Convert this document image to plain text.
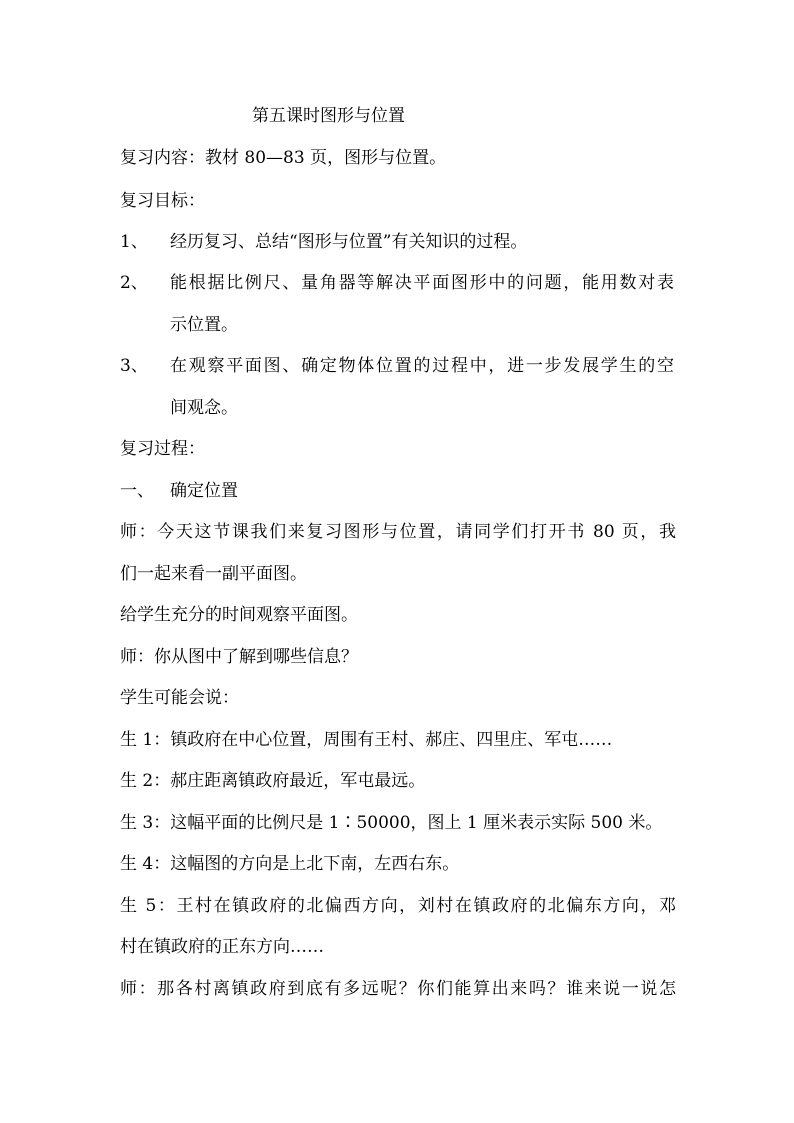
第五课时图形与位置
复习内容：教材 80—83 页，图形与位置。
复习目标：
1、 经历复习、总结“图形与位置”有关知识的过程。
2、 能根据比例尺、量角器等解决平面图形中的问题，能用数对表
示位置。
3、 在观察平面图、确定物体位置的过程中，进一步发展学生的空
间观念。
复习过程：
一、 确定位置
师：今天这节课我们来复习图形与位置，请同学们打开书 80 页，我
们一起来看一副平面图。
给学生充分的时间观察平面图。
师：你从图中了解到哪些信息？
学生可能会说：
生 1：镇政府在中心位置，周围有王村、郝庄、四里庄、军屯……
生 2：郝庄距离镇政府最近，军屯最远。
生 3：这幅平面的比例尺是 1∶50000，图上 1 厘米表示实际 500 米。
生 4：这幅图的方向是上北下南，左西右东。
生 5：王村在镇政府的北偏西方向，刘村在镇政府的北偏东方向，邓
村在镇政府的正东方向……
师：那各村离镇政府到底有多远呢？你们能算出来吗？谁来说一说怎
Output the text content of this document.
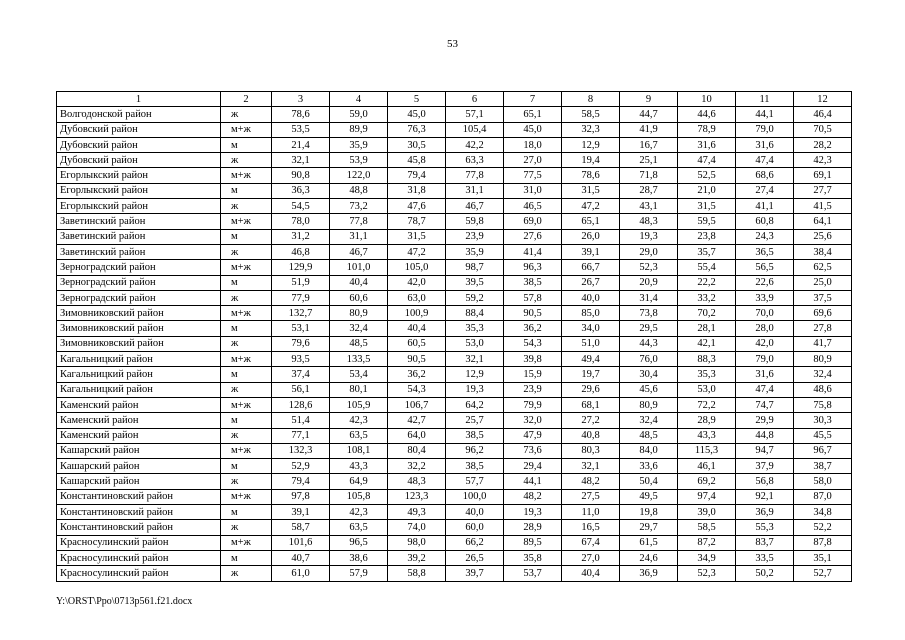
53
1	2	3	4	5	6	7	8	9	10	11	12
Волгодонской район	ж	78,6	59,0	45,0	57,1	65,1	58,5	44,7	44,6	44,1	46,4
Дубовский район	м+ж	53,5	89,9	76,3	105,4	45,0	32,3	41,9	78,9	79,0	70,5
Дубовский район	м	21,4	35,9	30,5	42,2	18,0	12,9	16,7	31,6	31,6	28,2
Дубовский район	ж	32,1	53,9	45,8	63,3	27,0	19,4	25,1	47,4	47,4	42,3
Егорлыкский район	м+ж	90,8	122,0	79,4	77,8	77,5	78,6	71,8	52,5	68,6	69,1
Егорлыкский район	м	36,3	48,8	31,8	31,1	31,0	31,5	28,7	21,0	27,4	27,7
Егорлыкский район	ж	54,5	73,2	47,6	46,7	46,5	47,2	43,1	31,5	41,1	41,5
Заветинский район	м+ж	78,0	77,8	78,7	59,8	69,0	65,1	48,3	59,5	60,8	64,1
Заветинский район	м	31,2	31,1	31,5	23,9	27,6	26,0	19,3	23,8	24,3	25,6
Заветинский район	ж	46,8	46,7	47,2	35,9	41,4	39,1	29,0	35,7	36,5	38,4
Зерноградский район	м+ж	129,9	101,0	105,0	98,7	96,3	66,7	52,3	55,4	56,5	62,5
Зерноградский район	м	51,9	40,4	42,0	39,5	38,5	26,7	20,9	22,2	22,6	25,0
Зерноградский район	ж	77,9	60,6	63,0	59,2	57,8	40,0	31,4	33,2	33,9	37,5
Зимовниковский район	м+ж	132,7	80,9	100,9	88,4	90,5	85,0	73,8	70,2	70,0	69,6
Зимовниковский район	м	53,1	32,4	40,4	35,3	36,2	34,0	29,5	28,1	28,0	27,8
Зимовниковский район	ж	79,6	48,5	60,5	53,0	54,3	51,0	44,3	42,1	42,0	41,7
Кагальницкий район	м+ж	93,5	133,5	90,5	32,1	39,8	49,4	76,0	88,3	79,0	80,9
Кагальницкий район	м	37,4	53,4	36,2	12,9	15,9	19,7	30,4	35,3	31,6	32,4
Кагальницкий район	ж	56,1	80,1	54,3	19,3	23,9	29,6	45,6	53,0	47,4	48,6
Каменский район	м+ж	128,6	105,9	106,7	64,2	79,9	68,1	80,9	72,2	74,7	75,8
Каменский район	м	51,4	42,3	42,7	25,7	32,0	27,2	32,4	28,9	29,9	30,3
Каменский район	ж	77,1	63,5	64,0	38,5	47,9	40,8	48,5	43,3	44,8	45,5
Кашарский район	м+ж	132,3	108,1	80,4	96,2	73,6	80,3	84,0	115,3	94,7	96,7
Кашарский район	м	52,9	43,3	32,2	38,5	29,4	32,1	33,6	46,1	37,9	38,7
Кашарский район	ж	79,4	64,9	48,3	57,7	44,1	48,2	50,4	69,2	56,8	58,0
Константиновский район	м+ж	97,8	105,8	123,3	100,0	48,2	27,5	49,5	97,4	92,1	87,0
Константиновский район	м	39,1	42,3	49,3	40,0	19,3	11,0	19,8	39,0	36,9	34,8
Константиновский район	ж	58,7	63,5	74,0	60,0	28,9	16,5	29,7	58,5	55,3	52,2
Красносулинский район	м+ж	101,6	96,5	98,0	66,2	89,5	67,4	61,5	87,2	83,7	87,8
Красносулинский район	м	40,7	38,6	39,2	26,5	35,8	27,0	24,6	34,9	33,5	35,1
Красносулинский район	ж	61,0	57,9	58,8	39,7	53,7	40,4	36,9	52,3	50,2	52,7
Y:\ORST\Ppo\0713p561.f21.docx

• • • •

## [REQUIREMENT]
Scan the lines for the string "Дубовский". Copy out each line that matches.

## [OUTPUT FOR THIS TASK]
Дубовский район	м+ж	53,5	89,9	76,3	105,4	45,0	32,3	41,9	78,9	79,0	70,5
Дубовский район	м	21,4	35,9	30,5	42,2	18,0	12,9	16,7	31,6	31,6	28,2
Дубовский район	ж	32,1	53,9	45,8	63,3	27,0	19,4	25,1	47,4	47,4	42,3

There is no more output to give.